┌────────
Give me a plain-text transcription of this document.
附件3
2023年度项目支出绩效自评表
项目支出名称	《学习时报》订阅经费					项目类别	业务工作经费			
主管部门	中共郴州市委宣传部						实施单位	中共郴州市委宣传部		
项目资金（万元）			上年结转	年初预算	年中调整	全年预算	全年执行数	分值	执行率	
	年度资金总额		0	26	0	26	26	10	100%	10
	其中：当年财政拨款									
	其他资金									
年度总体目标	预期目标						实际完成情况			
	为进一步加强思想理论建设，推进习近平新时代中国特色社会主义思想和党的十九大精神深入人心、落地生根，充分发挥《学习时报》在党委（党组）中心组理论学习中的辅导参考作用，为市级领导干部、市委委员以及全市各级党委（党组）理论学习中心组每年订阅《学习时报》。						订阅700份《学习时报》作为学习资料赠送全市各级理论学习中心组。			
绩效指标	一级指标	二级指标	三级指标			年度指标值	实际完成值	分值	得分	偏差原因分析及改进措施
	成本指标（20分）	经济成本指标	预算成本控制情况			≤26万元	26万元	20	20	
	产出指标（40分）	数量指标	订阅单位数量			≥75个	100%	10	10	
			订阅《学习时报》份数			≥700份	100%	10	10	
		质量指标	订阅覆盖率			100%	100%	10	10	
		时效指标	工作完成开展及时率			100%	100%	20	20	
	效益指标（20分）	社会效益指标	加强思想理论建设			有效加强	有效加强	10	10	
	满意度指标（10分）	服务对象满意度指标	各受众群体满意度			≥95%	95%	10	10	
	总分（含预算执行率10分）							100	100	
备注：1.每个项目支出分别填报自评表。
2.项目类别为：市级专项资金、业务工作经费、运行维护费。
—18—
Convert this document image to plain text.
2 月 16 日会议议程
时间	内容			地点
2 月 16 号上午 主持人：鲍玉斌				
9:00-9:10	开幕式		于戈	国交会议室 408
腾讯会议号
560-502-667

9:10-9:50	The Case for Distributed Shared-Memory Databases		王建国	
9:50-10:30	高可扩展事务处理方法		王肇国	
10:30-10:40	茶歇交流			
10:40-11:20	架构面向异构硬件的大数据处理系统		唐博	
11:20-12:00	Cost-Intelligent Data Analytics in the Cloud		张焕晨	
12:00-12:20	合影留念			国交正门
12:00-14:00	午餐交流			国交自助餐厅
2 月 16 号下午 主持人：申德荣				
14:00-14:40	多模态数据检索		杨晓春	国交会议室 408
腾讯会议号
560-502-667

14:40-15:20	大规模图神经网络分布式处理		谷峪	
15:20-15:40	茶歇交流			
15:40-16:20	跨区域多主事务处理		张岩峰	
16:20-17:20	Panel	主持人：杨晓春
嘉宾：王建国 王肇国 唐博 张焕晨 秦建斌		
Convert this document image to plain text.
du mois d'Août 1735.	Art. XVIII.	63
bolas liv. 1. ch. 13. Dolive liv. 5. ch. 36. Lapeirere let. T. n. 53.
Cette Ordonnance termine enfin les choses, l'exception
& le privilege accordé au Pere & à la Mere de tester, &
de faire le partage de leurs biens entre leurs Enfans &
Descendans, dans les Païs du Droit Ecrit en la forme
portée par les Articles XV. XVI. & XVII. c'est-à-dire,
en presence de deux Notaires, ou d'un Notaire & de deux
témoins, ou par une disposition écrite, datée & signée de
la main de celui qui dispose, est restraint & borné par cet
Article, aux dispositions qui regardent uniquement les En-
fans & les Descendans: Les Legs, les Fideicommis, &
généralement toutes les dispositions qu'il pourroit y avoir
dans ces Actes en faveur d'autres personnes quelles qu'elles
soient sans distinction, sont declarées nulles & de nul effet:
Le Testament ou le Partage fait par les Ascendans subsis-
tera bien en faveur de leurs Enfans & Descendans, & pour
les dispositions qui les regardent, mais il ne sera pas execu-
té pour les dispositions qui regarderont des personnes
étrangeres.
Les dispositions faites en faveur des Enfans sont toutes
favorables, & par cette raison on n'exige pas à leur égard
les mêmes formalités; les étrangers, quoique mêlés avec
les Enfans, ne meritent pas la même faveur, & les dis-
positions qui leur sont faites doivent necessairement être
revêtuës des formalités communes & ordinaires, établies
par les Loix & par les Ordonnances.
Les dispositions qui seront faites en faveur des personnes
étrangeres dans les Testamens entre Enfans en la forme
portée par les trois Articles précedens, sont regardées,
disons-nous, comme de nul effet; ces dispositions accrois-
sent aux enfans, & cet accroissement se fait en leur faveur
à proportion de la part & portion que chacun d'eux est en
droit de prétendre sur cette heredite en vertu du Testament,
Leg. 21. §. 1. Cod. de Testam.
└────────
## Task requirements
Report only the number of lines that hold the word "leurs".

## Answer
2